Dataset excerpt
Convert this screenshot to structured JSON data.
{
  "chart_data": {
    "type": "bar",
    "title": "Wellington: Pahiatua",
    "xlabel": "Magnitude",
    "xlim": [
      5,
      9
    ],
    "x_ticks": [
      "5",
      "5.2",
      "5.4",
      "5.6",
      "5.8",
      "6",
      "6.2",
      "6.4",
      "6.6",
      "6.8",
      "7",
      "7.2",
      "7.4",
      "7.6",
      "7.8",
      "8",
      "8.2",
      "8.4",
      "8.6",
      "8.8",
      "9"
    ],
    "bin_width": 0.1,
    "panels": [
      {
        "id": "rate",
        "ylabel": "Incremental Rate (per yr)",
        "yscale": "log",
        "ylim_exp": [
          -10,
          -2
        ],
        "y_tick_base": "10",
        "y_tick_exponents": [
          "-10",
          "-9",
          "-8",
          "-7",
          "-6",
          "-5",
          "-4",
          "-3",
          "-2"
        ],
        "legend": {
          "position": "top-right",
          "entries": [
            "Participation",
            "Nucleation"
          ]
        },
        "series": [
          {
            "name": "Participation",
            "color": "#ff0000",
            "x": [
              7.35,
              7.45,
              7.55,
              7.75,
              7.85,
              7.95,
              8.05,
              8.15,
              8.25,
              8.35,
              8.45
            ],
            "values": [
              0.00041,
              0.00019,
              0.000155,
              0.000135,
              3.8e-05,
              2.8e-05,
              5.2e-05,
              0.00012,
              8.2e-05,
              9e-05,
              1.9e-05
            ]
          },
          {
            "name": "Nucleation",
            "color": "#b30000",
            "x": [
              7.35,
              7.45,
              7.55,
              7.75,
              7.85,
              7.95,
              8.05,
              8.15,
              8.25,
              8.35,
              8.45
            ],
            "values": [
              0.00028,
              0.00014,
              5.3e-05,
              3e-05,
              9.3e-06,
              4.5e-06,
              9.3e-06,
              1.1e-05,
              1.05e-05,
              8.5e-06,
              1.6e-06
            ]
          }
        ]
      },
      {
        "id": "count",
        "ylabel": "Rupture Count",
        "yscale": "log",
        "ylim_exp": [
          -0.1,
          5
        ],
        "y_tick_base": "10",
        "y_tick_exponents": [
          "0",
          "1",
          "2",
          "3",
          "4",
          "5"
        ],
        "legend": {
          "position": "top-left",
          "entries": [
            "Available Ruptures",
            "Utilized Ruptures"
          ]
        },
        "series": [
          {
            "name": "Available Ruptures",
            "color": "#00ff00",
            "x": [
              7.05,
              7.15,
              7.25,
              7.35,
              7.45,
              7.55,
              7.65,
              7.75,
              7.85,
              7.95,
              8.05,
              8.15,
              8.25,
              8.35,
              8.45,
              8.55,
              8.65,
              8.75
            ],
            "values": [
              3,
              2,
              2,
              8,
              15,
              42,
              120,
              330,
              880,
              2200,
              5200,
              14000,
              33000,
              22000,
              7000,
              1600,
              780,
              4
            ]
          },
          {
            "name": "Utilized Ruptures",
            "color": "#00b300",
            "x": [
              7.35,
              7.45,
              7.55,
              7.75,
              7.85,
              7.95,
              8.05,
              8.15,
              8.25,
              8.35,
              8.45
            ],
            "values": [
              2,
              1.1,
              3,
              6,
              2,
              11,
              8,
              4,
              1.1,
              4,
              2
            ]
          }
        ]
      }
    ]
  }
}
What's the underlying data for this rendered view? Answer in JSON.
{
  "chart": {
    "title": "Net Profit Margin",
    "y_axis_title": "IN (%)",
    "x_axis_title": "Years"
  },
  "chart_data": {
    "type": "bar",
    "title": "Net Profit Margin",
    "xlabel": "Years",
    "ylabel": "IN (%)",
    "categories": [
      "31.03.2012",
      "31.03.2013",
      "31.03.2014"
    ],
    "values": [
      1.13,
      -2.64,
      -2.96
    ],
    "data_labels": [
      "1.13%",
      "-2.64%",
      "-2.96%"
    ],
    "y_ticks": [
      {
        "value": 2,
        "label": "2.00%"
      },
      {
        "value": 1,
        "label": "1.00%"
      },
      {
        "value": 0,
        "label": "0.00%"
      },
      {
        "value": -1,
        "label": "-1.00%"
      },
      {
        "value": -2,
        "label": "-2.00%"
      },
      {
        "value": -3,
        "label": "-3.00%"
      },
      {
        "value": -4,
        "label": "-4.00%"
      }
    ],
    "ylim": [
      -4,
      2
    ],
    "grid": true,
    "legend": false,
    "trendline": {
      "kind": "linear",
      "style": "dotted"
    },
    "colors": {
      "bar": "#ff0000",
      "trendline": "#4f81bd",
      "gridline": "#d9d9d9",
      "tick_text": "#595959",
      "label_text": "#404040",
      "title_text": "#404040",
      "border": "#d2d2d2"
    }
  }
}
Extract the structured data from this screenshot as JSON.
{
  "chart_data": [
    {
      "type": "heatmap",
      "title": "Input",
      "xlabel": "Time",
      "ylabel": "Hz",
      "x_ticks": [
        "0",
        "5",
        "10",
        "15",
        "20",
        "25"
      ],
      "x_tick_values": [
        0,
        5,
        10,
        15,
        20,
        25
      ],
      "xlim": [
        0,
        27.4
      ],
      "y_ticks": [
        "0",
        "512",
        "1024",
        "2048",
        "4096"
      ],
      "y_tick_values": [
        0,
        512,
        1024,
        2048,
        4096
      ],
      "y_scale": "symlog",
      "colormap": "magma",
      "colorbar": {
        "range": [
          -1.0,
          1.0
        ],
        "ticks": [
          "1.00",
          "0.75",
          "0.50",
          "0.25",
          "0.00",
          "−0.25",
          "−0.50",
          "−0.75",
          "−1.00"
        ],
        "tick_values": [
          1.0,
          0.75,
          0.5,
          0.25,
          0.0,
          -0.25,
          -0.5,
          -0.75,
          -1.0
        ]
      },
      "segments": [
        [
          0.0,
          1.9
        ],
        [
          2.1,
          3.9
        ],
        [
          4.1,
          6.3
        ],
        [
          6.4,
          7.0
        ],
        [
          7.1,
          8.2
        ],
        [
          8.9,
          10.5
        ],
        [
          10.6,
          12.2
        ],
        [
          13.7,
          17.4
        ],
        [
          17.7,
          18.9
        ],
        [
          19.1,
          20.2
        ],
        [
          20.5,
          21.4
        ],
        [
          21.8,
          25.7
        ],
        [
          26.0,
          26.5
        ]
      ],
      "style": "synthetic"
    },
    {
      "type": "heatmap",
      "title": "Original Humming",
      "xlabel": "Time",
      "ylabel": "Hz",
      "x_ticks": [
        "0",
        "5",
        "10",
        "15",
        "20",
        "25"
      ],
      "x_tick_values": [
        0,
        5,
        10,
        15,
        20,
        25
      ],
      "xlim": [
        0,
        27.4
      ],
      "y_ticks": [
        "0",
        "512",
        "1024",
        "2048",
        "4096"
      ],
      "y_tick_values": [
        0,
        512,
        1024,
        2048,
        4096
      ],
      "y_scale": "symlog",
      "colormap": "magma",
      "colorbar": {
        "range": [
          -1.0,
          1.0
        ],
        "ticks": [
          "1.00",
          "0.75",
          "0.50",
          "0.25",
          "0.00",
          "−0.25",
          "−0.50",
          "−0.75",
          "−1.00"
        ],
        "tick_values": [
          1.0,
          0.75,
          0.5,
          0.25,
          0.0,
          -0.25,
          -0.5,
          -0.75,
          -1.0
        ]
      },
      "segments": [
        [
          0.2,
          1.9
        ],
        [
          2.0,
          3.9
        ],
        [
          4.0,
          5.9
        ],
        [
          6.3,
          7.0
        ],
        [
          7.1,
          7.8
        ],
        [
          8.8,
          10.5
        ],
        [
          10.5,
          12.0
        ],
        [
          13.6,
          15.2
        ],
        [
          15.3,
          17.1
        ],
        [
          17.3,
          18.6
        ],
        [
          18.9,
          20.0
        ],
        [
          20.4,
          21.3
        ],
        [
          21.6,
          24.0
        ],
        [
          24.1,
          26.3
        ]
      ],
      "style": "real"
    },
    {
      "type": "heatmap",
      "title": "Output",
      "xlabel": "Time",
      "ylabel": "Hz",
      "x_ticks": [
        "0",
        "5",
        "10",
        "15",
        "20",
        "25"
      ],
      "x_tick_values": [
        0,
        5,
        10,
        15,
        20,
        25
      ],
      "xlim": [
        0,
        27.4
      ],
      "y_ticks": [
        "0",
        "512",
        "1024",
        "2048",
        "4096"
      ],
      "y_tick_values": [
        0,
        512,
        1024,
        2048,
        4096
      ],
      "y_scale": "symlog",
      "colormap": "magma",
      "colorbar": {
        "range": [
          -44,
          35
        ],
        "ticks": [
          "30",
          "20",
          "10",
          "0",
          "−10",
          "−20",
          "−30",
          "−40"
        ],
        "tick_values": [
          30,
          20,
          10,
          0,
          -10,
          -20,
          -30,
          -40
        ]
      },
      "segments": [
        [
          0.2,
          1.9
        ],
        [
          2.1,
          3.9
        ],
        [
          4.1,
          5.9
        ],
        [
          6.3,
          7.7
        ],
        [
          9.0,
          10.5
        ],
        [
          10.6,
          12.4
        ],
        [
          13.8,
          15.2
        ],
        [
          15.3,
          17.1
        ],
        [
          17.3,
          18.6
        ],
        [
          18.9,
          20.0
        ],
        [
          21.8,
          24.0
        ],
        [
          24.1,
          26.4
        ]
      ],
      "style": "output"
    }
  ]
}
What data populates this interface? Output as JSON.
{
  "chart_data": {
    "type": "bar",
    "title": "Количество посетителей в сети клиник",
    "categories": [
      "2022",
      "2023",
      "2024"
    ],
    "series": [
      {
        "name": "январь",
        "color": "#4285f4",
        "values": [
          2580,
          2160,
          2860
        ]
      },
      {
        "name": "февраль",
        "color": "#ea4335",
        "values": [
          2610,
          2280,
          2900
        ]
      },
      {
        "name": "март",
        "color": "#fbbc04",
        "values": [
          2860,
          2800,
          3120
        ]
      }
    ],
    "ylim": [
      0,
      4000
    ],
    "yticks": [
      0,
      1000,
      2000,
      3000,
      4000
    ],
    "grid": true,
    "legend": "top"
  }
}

Written exercise
How many of the lines above include the string "position"? Answer with the number only.

Exercise output
2